Repeat the records exactly. Every line must match.

Start of TASK MATERIAL

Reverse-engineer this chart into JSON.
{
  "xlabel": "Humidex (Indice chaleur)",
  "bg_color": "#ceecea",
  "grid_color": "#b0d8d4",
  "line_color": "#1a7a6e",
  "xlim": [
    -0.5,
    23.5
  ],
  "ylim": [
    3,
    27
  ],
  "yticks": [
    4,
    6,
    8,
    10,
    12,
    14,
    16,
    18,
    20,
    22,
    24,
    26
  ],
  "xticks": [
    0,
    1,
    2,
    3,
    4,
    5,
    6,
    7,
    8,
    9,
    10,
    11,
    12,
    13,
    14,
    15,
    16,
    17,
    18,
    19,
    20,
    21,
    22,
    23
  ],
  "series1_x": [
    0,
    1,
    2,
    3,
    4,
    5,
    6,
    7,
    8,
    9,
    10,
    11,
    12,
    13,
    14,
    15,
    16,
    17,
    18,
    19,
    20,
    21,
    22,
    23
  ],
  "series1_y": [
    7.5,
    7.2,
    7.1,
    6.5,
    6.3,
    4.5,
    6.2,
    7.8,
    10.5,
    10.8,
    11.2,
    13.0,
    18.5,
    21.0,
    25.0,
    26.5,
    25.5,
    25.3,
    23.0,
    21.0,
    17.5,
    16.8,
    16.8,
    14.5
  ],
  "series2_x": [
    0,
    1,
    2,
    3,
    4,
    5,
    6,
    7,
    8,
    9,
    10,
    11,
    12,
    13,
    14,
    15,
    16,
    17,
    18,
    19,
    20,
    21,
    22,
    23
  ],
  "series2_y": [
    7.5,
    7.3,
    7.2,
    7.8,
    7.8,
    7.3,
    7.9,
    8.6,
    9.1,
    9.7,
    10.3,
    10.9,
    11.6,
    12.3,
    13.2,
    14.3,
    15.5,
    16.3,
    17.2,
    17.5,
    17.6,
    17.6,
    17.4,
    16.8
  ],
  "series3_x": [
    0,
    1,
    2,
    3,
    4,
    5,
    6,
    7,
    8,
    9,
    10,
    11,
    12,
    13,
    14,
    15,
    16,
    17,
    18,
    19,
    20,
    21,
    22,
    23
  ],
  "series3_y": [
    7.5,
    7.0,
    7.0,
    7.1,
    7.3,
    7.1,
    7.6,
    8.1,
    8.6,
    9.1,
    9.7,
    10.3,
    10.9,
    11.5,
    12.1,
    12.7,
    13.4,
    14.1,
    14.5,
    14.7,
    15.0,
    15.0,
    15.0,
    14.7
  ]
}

End of TASK MATERIAL

* [TASK OUTPUT]:
Reverse-engineer this chart into JSON.
{
  "xlabel": "Humidex (Indice chaleur)",
  "bg_color": "#ceecea",
  "grid_color": "#b0d8d4",
  "line_color": "#1a7a6e",
  "xlim": [
    -0.5,
    23.5
  ],
  "ylim": [
    3,
    27
  ],
  "yticks": [
    4,
    6,
    8,
    10,
    12,
    14,
    16,
    18,
    20,
    22,
    24,
    26
  ],
  "xticks": [
    0,
    1,
    2,
    3,
    4,
    5,
    6,
    7,
    8,
    9,
    10,
    11,
    12,
    13,
    14,
    15,
    16,
    17,
    18,
    19,
    20,
    21,
    22,
    23
  ],
  "series1_x": [
    0,
    1,
    2,
    3,
    4,
    5,
    6,
    7,
    8,
    9,
    10,
    11,
    12,
    13,
    14,
    15,
    16,
    17,
    18,
    19,
    20,
    21,
    22,
    23
  ],
  "series1_y": [
    7.5,
    7.2,
    7.1,
    6.5,
    6.3,
    4.5,
    6.2,
    7.8,
    10.5,
    10.8,
    11.2,
    13.0,
    18.5,
    21.0,
    25.0,
    26.5,
    25.5,
    25.3,
    23.0,
    21.0,
    17.5,
    16.8,
    16.8,
    14.5
  ],
  "series2_x": [
    0,
    1,
    2,
    3,
    4,
    5,
    6,
    7,
    8,
    9,
    10,
    11,
    12,
    13,
    14,
    15,
    16,
    17,
    18,
    19,
    20,
    21,
    22,
    23
  ],
  "series2_y": [
    7.5,
    7.3,
    7.2,
    7.8,
    7.8,
    7.3,
    7.9,
    8.6,
    9.1,
    9.7,
    10.3,
    10.9,
    11.6,
    12.3,
    13.2,
    14.3,
    15.5,
    16.3,
    17.2,
    17.5,
    17.6,
    17.6,
    17.4,
    16.8
  ],
  "series3_x": [
    0,
    1,
    2,
    3,
    4,
    5,
    6,
    7,
    8,
    9,
    10,
    11,
    12,
    13,
    14,
    15,
    16,
    17,
    18,
    19,
    20,
    21,
    22,
    23
  ],
  "series3_y": [
    7.5,
    7.0,
    7.0,
    7.1,
    7.3,
    7.1,
    7.6,
    8.1,
    8.6,
    9.1,
    9.7,
    10.3,
    10.9,
    11.5,
    12.1,
    12.7,
    13.4,
    14.1,
    14.5,
    14.7,
    15.0,
    15.0,
    15.0,
    14.7
  ]
}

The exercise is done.